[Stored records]
┄┄┄┄┄┄┄┄┄┄┄┄┄┄┄┄┄┄┄┄

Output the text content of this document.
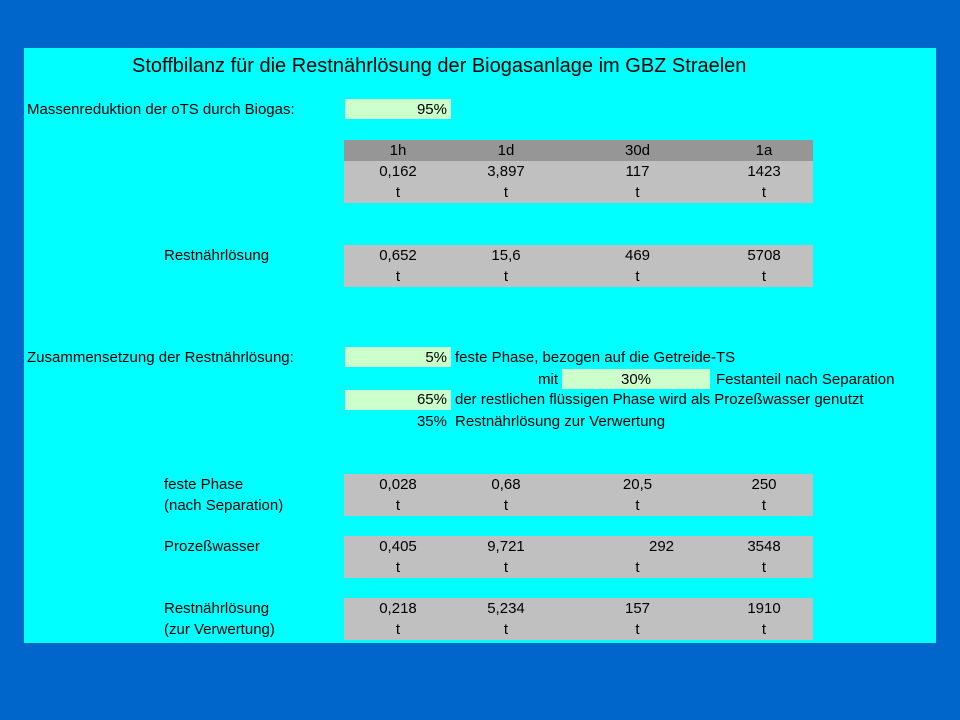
Stoffbilanz für die Restnährlösung der Biogasanlage im GBZ Straelen
Massenreduktion der oTS durch Biogas:	95%
1h	1d	30d	1a
0,162	3,897	117	1423
t	t	t	t
Restnährlösung	0,652	15,6	469	5708
t	t	t	t
Zusammensetzung der Restnährlösung:	5% feste Phase, bezogen auf die Getreide-TS
mit	30%	Festanteil nach Separation
65% der restlichen flüssigen Phase wird als Prozeßwasser genutzt
35% Restnährlösung zur Verwertung
feste Phase
(nach Separation)
0,028	0,68	20,5	250
t	t	t	t
Prozeßwasser	0,405	9,721	292	3548
t	t	t	t
Restnährlösung
(zur Verwertung)
0,218	5,234	157	1910
t	t	t	t
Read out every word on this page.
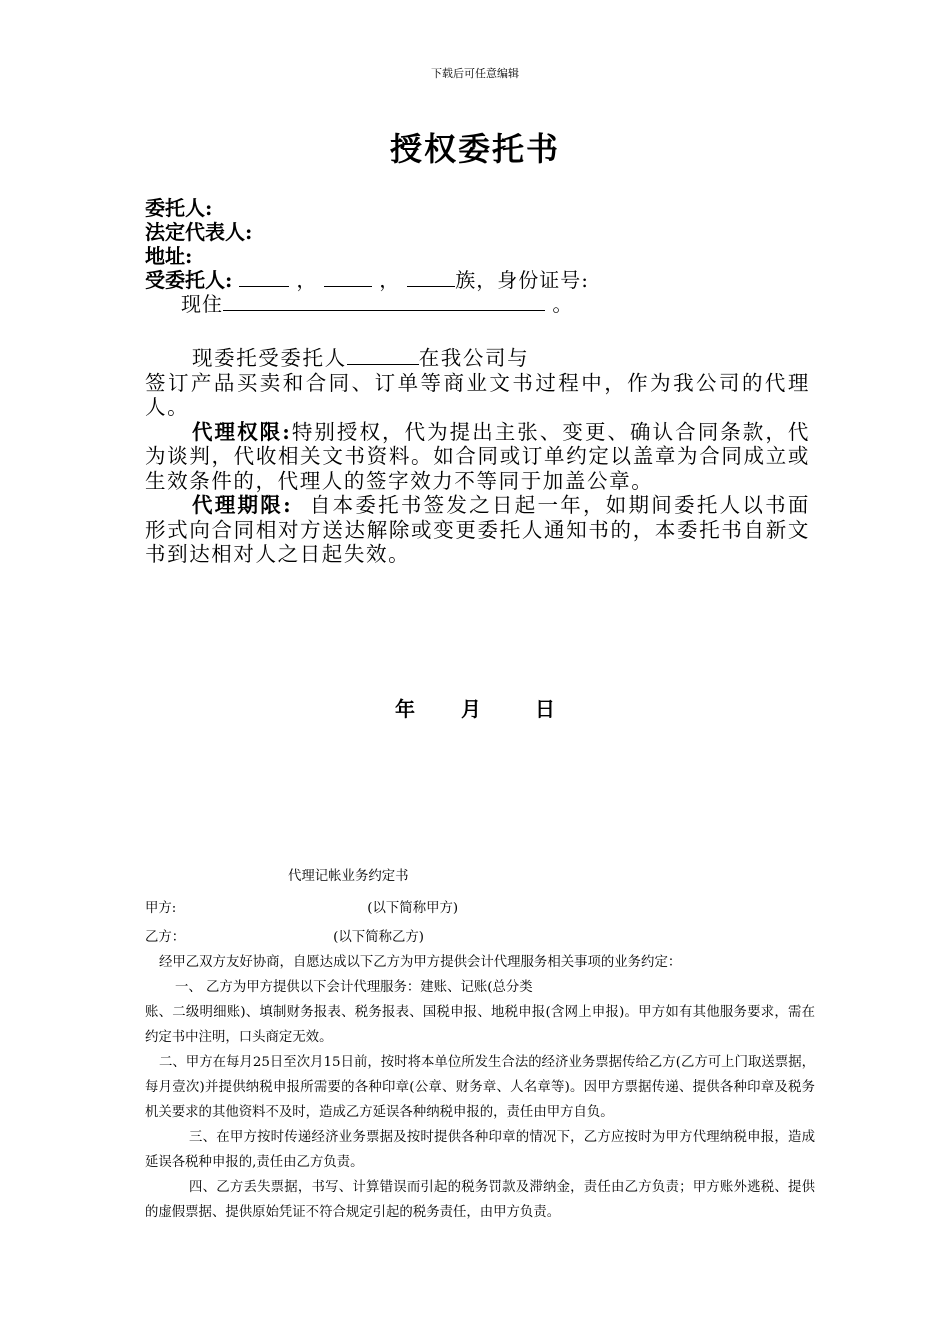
下载后可任意编辑
授权委托书
委托人:
法定代表人:
地址:
受委托人:	，	，	族，身份证号:
现住	。

现委托受委托人	在我公司与
签订产品买卖和合同、订单等商业文书过程中，作为我公司的代理人。

代理权限:特别授权，代为提出主张、变更、确认合同条款，代为谈判，代收相关文书资料。如合同或订单约定以盖章为合同成立或生效条件的，代理人的签字效力不等同于加盖公章。

代理期限: 自本委托书签发之日起一年，如期间委托人以书面形式向合同相对方送达解除或变更委托人通知书的，本委托书自新文书到达相对人之日起失效。

年 月	日

代理记帐业务约定书

甲方:	(以下简称甲方)

乙方：	(以下简称乙方)

经甲乙双方友好协商，自愿达成以下乙方为甲方提供会计代理服务相关事项的业务约定：

一、 乙方为甲方提供以下会计代理服务：建账、记账(总分类

账、二级明细账)、填制财务报表、税务报表、国税申报、地税申报(含网上申报)。甲方如有其他服务要求，需在约定书中注明，口头商定无效。

二、甲方在每月25日至次月15日前，按时将本单位所发生合法的经济业务票据传给乙方(乙方可上门取送票据，每月壹次)并提供纳税申报所需要的各种印章(公章、财务章、人名章等)。因甲方票据传递、提供各种印章及税务机关要求的其他资料不及时，造成乙方延误各种纳税申报的，责任由甲方自负。

三、在甲方按时传递经济业务票据及按时提供各种印章的情况下，乙方应按时为甲方代理纳税申报，造成延误各税种申报的,责任由乙方负责。

四、乙方丢失票据，书写、计算错误而引起的税务罚款及滞纳金，责任由乙方负责；甲方账外逃税、提供的虚假票据、提供原始凭证不符合规定引起的税务责任，由甲方负责。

┄┄┄┄┄┄┄┄┄┄┄┄┄┄┄┄┄┄┄┄

Given exercise:
Transcribe the material exactly, leaving every picture out.

Written solution:
Output the text content of this document.
Stoffbilanz für die Restnährlösung der Biogasanlage im GBZ Straelen
Massenreduktion der oTS durch Biogas:	95%
1h	1d	30d	1a
0,162	3,897	117	1423
t	t	t	t
Restnährlösung	0,652	15,6	469	5708
t	t	t	t
Zusammensetzung der Restnährlösung:	5% feste Phase, bezogen auf die Getreide-TS
mit	30%	Festanteil nach Separation
65% der restlichen flüssigen Phase wird als Prozeßwasser genutzt
35% Restnährlösung zur Verwertung
feste Phase
(nach Separation)
0,028	0,68	20,5	250
t	t	t	t
Prozeßwasser	0,405	9,721	292	3548
t	t	t	t
Restnährlösung
(zur Verwertung)
0,218	5,234	157	1910
t	t	t	t
Read out every word on this page.
下载后可任意编辑
授权委托书
委托人:
法定代表人:
地址:
受委托人:	，	，	族，身份证号:
现住	。

现委托受委托人	在我公司与
签订产品买卖和合同、订单等商业文书过程中，作为我公司的代理人。

代理权限:特别授权，代为提出主张、变更、确认合同条款，代为谈判，代收相关文书资料。如合同或订单约定以盖章为合同成立或生效条件的，代理人的签字效力不等同于加盖公章。

代理期限: 自本委托书签发之日起一年，如期间委托人以书面形式向合同相对方送达解除或变更委托人通知书的，本委托书自新文书到达相对人之日起失效。

年 月	日

代理记帐业务约定书

甲方:	(以下简称甲方)

乙方：	(以下简称乙方)

经甲乙双方友好协商，自愿达成以下乙方为甲方提供会计代理服务相关事项的业务约定：

一、 乙方为甲方提供以下会计代理服务：建账、记账(总分类

账、二级明细账)、填制财务报表、税务报表、国税申报、地税申报(含网上申报)。甲方如有其他服务要求，需在约定书中注明，口头商定无效。

二、甲方在每月25日至次月15日前，按时将本单位所发生合法的经济业务票据传给乙方(乙方可上门取送票据，每月壹次)并提供纳税申报所需要的各种印章(公章、财务章、人名章等)。因甲方票据传递、提供各种印章及税务机关要求的其他资料不及时，造成乙方延误各种纳税申报的，责任由甲方自负。

三、在甲方按时传递经济业务票据及按时提供各种印章的情况下，乙方应按时为甲方代理纳税申报，造成延误各税种申报的,责任由乙方负责。

四、乙方丢失票据，书写、计算错误而引起的税务罚款及滞纳金，责任由乙方负责；甲方账外逃税、提供的虚假票据、提供原始凭证不符合规定引起的税务责任，由甲方负责。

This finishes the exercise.